## Exercise task
Show all lines of the listing that hold the word "JSON".
[start of Material shown]
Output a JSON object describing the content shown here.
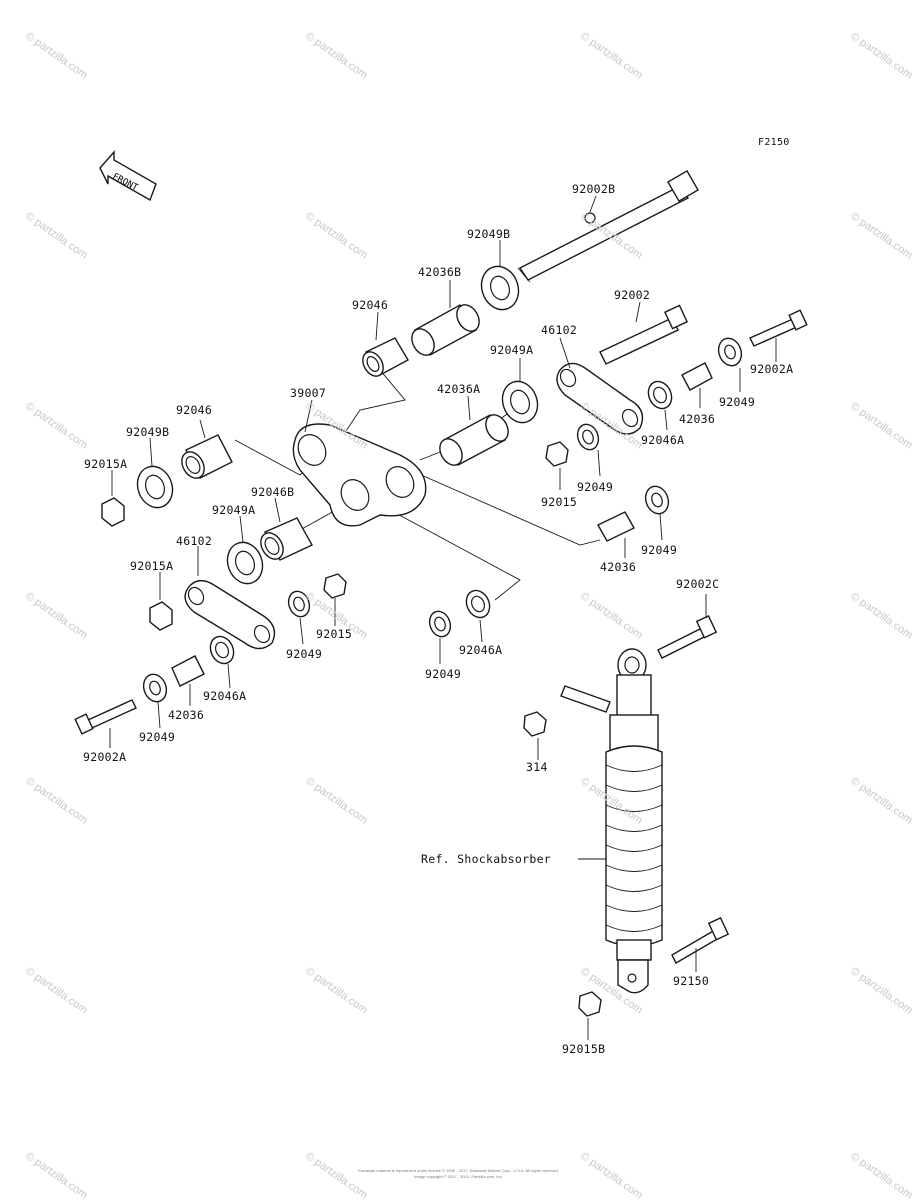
{
  "figure_code": "F2150",
  "front_marker": "FRONT",
  "watermark": "© partzilla.com",
  "ref_label": "Ref. Shockabsorber",
  "copyright_lines": [
    "Kawasaki material is reproduced under license © 1996 - 2017, Kawasaki Motors Corp., U.S.A. All rights reserved.",
    "Image copyright © 2017 - 2021, Partzilla.com, Inc."
  ],
  "part_labels": [
    "92002B",
    "92049B",
    "42036B",
    "92046",
    "92002",
    "46102",
    "92049A",
    "92002A",
    "39007",
    "42036A",
    "92049",
    "42036",
    "92046A",
    "92015",
    "92049",
    "92046",
    "92049B",
    "92015A",
    "92046B",
    "92049A",
    "42036",
    "92049",
    "46102",
    "92015A",
    "92015",
    "92049",
    "92049",
    "92046A",
    "92002C",
    "92046A",
    "42036",
    "92049",
    "92002A",
    "314",
    "92150",
    "92015B"
  ]
}
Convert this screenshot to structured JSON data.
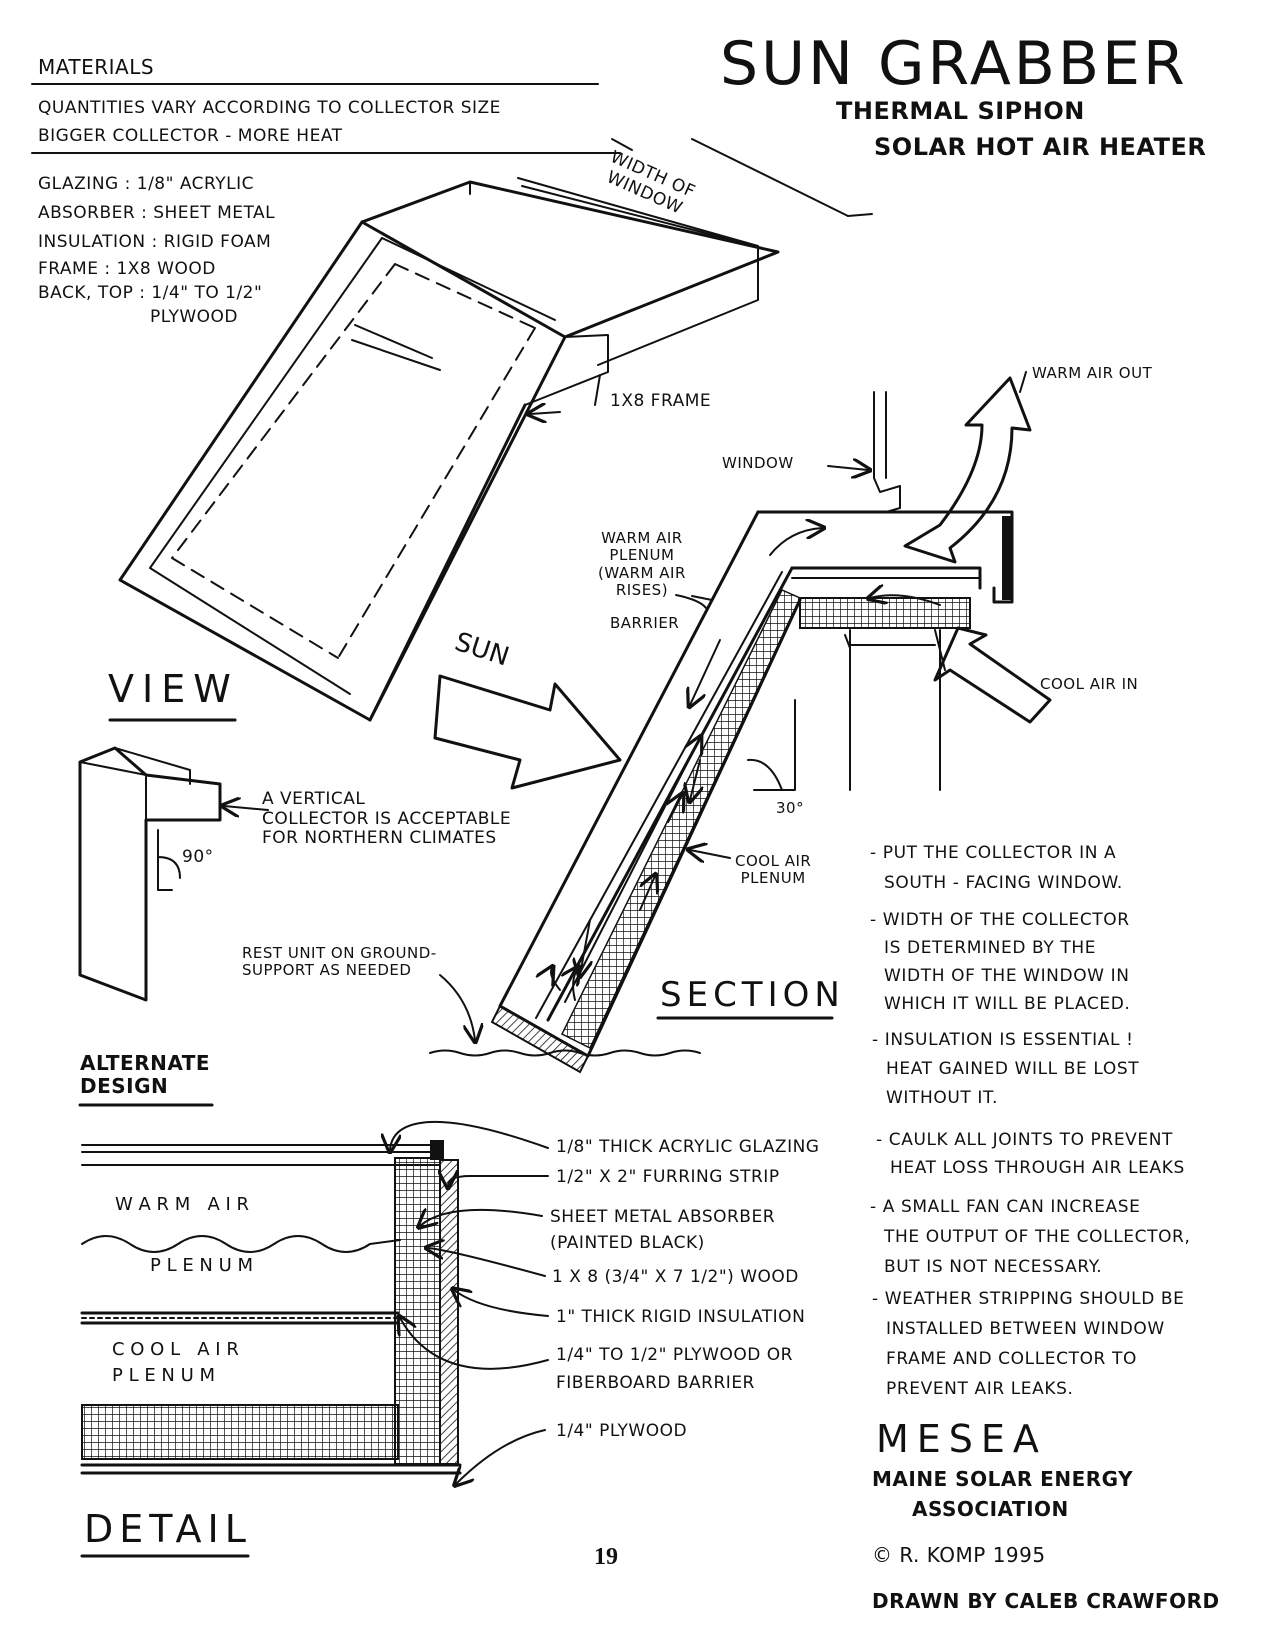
[end of Material shown]
## Worked solution
Output a JSON object describing the content shown here.
Convert this screenshot to structured JSON data.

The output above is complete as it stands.